'''
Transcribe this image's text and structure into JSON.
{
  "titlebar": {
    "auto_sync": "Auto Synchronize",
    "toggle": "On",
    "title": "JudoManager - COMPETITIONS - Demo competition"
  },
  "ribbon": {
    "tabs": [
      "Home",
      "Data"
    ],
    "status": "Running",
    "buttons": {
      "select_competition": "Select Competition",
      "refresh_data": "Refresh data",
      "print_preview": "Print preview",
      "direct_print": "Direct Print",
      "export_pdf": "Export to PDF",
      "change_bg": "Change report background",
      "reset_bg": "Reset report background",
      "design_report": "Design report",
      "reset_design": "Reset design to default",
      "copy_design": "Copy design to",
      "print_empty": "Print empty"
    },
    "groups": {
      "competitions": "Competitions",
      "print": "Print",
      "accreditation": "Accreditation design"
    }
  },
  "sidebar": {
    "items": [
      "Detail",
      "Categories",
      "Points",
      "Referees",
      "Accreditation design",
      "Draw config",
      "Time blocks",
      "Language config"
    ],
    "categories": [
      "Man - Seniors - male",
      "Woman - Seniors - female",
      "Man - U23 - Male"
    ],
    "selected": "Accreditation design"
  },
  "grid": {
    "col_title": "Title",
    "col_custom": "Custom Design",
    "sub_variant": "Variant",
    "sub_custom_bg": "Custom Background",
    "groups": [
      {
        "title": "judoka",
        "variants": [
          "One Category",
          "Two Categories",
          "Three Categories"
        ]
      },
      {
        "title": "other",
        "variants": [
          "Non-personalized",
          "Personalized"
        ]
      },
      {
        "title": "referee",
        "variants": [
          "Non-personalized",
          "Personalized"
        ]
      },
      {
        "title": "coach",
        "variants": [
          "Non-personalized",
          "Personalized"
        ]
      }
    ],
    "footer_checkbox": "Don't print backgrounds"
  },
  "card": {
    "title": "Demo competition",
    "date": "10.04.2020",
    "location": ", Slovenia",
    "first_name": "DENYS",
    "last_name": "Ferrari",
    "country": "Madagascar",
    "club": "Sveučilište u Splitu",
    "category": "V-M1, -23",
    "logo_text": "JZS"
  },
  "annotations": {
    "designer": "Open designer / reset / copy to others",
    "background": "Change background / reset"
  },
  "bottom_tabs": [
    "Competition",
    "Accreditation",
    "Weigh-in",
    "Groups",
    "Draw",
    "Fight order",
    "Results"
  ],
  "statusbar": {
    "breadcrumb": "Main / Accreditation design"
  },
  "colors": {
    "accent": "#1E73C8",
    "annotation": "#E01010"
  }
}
'''
'''
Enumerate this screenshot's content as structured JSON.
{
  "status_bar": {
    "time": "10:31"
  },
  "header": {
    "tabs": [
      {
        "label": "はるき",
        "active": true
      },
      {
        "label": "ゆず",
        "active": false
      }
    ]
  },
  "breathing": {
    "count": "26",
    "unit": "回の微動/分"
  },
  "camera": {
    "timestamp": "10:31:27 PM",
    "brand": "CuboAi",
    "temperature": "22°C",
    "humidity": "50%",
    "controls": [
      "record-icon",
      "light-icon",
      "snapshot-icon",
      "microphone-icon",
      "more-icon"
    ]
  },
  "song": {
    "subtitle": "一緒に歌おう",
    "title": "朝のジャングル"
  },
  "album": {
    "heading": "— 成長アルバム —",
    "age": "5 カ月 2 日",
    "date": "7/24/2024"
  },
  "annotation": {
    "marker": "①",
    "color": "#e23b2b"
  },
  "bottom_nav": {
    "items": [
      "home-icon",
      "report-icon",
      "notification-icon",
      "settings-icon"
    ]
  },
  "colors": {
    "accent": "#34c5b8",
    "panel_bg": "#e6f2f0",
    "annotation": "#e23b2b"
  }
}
'''
- Exercise description
In the listing above, locate each line with "Demo" and copy it.

- Solution below
    "title": "JudoManager - COMPETITIONS - Demo competition"
    "title": "Demo competition",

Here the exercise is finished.